## WHAT IS NEEDED
Show every line of the records below that contains the word "name".

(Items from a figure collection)
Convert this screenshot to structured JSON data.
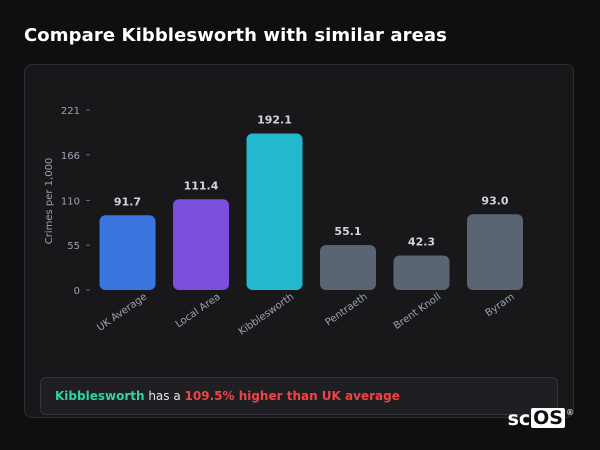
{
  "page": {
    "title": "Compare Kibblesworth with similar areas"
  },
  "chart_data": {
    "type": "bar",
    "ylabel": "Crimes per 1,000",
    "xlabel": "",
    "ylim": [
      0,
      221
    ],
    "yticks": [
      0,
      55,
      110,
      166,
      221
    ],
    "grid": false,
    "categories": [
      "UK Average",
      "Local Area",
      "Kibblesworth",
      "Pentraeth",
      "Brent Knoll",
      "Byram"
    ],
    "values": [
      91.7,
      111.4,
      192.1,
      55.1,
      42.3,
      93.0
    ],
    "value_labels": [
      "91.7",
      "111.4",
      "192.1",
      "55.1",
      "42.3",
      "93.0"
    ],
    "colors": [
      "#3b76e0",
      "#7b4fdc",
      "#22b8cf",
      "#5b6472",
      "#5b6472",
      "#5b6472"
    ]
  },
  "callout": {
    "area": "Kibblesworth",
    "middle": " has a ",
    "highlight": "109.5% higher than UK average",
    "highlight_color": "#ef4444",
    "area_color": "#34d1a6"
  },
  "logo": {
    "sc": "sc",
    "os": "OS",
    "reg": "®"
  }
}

...

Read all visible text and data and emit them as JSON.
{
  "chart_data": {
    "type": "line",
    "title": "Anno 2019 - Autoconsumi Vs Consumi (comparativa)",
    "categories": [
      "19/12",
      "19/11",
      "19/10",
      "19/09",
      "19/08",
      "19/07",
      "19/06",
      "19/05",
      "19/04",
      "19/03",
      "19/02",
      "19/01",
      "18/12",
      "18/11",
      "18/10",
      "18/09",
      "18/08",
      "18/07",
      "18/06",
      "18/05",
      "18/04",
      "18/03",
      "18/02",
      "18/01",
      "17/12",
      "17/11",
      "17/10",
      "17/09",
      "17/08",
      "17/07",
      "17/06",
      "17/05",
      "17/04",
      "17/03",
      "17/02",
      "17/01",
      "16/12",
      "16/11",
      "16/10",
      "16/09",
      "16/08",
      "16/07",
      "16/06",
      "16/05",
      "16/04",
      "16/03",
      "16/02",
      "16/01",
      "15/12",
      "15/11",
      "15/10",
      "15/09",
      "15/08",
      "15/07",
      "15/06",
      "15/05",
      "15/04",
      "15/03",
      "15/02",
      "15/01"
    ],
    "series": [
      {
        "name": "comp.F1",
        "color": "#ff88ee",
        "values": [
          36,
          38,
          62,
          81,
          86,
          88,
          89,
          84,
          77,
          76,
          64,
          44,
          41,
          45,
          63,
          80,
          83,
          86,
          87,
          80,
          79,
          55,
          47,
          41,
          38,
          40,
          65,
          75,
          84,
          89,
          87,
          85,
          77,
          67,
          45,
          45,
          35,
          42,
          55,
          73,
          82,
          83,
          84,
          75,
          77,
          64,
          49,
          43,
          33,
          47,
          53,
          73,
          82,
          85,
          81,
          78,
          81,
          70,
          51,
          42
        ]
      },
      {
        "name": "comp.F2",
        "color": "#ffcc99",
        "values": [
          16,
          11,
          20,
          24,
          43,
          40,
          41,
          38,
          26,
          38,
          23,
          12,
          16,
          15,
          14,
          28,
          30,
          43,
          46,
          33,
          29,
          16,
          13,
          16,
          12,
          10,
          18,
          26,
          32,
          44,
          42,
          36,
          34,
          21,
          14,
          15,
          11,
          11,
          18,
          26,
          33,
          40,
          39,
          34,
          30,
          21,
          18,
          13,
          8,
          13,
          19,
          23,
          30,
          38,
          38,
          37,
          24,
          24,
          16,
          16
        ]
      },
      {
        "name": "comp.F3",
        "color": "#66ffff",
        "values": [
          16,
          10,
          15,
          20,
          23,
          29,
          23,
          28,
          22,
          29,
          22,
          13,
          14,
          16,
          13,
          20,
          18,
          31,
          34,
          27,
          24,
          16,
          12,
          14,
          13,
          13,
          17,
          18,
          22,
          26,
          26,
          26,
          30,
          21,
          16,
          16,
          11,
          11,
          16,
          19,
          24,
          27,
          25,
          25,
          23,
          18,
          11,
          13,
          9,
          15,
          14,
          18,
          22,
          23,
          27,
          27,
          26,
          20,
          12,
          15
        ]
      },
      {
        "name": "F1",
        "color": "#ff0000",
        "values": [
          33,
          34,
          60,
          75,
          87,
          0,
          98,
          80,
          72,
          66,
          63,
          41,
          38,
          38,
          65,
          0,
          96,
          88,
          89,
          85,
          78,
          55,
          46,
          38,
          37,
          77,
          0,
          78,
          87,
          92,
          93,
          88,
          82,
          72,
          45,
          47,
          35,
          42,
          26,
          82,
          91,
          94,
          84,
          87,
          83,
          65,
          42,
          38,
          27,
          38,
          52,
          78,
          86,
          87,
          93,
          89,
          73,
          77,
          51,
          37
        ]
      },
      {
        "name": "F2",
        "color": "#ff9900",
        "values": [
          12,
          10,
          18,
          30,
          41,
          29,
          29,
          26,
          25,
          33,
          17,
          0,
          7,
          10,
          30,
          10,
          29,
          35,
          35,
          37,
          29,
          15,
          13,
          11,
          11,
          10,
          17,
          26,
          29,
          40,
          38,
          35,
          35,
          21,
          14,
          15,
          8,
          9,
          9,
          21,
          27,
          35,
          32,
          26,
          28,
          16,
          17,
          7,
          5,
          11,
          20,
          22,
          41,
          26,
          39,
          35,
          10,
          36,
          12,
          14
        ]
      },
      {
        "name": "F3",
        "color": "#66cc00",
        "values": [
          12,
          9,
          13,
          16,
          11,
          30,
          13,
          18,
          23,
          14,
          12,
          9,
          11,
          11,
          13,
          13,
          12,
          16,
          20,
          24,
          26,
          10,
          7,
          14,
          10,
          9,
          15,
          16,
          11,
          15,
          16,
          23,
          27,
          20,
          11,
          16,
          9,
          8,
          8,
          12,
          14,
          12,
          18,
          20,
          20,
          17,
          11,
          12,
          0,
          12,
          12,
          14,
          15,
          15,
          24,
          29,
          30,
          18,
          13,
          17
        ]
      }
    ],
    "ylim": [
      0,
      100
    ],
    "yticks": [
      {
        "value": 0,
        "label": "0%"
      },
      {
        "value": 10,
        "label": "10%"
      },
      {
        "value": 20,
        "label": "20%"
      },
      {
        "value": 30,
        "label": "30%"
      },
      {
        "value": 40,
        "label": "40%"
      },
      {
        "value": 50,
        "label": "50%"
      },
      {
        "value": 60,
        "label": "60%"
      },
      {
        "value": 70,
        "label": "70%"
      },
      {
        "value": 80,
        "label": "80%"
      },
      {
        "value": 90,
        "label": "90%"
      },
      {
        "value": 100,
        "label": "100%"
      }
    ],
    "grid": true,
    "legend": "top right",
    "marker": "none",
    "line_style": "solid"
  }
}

## CORRECT RESPONSE
        "name": "comp.F1",
        "name": "comp.F2",
        "name": "comp.F3",
        "name": "F1",
        "name": "F2",
        "name": "F3",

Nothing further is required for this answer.